**Set task:**
Find and copy each line of the records where the string "JSON" shows up.

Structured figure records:
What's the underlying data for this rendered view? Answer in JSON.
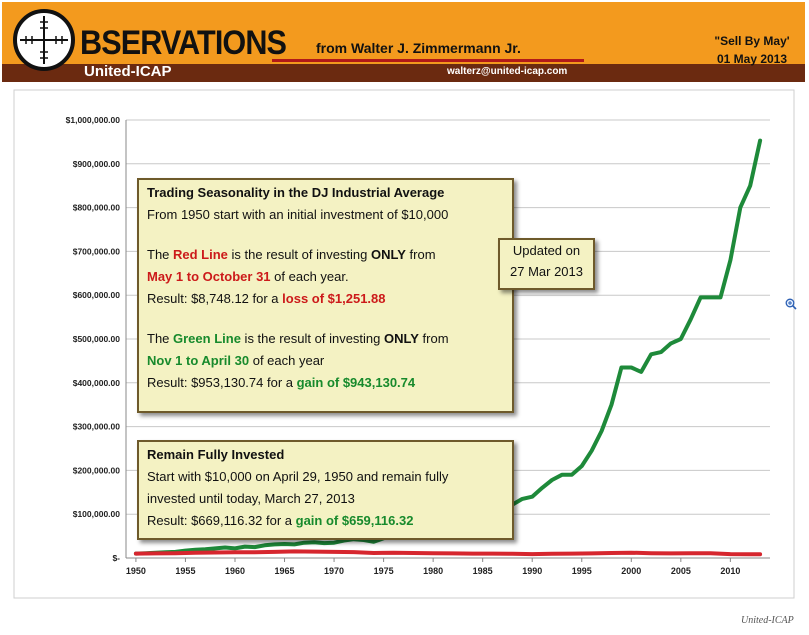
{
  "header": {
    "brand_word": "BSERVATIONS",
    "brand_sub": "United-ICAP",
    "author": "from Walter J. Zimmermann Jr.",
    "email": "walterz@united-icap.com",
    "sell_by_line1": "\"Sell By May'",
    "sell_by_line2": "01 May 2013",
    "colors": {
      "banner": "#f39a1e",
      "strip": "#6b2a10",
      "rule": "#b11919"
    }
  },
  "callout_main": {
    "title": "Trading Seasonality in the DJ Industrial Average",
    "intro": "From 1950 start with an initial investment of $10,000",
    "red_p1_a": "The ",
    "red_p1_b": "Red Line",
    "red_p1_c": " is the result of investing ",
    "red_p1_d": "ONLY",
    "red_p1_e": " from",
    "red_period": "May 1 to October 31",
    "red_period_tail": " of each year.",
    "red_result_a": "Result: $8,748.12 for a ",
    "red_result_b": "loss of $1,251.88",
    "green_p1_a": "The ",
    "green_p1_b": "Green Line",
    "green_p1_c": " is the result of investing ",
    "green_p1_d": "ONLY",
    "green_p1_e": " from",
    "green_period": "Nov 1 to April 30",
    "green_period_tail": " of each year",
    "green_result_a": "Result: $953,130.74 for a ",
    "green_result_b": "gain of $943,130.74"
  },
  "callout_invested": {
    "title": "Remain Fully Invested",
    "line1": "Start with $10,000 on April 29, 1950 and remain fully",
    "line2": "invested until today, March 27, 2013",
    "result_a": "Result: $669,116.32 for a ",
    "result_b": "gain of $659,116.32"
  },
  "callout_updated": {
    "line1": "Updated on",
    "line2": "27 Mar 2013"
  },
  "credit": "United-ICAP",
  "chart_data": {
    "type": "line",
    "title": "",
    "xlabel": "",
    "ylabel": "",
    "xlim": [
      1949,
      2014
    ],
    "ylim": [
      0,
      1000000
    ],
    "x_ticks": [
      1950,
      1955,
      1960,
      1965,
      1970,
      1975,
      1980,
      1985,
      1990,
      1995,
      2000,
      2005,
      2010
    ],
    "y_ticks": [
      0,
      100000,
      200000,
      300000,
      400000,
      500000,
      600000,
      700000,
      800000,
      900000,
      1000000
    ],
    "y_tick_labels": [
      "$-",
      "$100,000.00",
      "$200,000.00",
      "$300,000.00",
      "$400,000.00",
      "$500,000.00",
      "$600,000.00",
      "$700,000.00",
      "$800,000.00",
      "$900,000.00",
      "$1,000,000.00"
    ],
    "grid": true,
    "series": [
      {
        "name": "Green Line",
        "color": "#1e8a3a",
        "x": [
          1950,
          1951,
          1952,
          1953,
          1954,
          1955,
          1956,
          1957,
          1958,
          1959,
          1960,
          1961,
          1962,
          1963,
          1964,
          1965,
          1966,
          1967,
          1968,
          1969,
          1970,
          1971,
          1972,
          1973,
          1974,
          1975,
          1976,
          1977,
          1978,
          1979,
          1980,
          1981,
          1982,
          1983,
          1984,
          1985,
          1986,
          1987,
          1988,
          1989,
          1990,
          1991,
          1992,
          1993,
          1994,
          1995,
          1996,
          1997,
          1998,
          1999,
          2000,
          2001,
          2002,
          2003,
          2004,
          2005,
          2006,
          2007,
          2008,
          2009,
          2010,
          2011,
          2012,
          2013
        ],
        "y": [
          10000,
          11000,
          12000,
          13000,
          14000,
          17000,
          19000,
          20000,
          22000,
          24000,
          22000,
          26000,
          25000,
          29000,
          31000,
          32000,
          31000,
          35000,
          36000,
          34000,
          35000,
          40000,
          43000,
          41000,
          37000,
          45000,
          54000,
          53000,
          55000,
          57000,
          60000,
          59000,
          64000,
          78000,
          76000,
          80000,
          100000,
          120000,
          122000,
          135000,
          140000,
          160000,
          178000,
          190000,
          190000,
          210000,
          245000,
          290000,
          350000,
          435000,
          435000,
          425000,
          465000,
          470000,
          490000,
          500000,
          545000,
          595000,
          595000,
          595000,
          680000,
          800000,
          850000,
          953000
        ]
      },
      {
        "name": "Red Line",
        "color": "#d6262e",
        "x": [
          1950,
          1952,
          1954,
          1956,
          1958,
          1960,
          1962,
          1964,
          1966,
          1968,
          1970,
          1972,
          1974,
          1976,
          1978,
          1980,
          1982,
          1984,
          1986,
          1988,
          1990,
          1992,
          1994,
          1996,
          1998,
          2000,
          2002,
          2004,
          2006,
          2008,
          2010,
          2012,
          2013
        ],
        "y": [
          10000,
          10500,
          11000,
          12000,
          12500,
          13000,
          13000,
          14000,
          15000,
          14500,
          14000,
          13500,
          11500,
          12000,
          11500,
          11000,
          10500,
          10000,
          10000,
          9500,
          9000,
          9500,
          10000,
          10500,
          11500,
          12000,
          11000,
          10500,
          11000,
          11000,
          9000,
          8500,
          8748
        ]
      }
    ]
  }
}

...

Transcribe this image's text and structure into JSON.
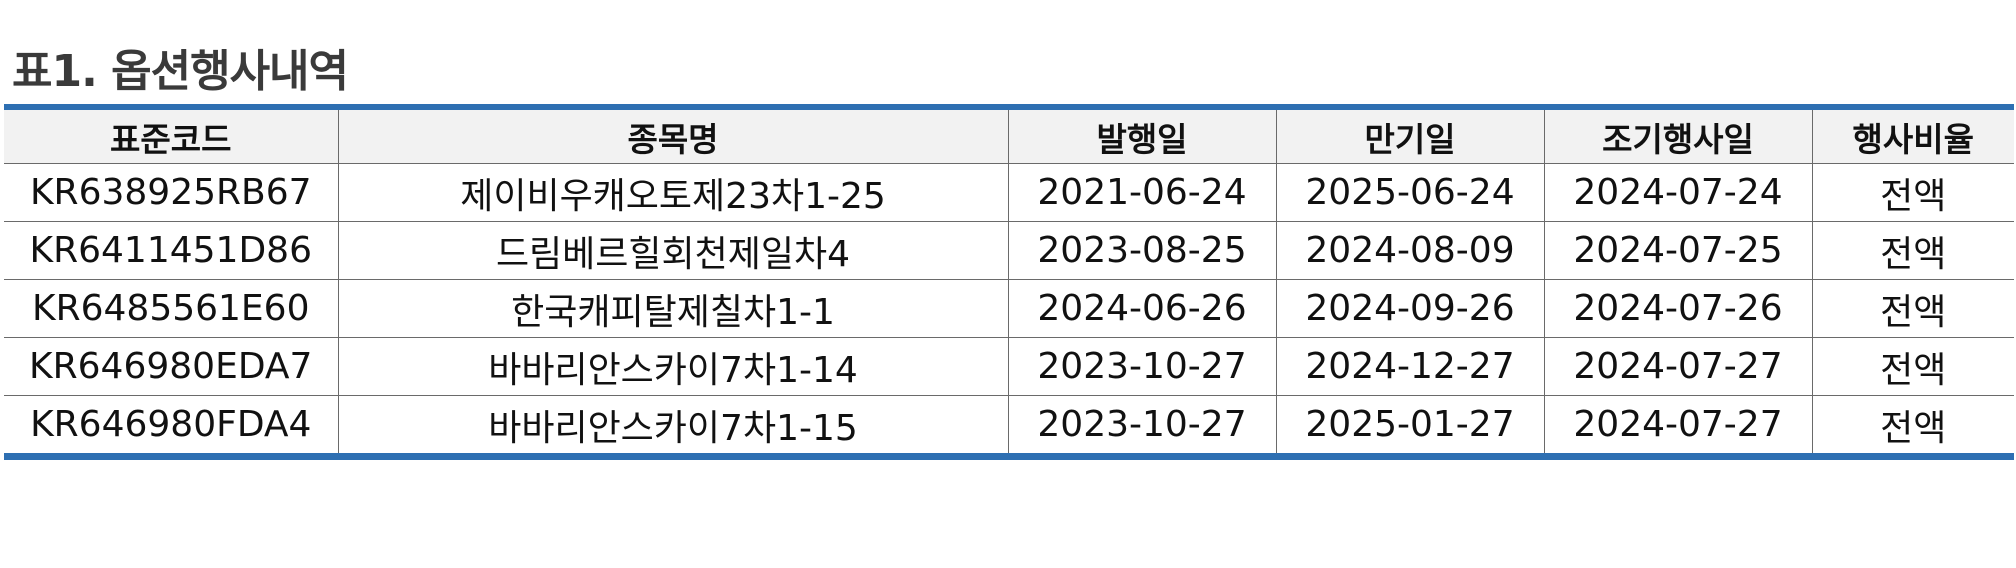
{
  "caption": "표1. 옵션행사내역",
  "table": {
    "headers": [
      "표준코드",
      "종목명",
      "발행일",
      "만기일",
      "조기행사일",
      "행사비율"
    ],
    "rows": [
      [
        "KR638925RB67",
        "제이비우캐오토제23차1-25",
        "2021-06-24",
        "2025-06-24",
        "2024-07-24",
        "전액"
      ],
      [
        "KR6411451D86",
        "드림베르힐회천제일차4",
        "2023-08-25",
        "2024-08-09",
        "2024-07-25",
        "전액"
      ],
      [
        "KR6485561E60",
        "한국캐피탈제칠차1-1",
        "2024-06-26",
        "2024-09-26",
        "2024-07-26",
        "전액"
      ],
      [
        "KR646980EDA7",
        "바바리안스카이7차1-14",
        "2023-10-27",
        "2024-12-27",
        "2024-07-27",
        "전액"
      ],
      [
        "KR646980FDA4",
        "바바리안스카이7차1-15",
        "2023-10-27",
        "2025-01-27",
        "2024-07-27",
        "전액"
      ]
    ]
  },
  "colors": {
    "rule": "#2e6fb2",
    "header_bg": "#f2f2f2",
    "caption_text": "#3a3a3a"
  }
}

**Result below:**
What's the underlying data for this rendered view? Answer in JSON.
Transcribe this image's text and structure into JSON.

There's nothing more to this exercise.